EXERCISE: Find every line in the records below that holds the word "Deus", and copy it out.

[Lines of data]

══════════

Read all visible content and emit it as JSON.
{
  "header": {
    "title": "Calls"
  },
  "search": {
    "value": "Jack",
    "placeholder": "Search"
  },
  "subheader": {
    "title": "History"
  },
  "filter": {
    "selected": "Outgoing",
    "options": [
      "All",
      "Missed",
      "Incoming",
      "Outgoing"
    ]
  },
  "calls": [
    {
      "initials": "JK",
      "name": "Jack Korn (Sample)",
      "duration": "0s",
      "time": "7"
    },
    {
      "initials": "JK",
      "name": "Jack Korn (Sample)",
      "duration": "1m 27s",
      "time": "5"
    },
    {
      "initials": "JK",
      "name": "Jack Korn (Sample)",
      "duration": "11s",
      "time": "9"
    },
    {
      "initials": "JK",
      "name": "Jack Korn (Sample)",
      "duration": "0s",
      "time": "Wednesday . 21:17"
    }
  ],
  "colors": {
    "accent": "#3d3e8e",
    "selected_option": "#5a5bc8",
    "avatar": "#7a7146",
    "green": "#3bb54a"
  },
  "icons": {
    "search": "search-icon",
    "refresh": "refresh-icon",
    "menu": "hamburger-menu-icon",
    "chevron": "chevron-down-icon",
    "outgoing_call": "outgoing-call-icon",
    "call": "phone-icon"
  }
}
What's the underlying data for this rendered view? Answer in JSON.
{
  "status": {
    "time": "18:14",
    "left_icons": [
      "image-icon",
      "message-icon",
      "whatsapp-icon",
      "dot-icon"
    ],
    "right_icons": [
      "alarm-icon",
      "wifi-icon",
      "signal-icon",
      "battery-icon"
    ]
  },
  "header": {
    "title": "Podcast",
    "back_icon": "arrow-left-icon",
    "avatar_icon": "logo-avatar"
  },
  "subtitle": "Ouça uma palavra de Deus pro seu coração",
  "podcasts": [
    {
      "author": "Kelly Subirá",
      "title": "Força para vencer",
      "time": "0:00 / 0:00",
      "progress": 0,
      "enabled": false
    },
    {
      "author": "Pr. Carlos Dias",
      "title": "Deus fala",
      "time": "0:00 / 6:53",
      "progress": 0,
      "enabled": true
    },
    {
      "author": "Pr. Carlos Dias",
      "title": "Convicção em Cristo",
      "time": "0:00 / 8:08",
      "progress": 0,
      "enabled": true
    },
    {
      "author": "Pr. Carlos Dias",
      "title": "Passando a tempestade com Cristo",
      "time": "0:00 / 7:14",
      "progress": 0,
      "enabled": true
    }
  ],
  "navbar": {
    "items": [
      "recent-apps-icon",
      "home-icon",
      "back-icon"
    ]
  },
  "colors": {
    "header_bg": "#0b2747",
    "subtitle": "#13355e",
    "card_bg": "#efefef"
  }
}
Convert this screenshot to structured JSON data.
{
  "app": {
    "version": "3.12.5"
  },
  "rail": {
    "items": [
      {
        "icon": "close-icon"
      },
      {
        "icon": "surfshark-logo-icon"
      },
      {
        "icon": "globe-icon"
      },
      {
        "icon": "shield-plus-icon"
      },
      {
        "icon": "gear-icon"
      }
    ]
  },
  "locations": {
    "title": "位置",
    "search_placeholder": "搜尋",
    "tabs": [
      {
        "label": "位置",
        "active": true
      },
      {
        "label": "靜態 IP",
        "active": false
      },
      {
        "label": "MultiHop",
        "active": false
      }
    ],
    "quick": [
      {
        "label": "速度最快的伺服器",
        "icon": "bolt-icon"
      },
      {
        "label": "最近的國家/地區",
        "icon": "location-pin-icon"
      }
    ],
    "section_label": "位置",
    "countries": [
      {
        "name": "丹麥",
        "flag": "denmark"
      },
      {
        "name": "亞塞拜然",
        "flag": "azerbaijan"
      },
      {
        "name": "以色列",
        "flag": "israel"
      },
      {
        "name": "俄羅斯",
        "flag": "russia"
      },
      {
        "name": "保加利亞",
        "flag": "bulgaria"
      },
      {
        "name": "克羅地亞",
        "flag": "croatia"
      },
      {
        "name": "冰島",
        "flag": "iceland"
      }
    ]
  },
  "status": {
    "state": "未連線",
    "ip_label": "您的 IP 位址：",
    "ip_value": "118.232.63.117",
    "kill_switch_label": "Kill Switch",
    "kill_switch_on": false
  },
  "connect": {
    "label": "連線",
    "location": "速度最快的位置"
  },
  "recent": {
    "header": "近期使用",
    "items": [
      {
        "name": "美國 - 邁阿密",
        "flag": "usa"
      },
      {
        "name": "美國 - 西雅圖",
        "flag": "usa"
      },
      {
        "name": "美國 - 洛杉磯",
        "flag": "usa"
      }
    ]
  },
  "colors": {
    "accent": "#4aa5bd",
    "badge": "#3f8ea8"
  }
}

══════════

RESULT OF THE EXERCISE:
  "subtitle": "Ouça uma palavra de Deus pro seu coração",
      "title": "Deus fala",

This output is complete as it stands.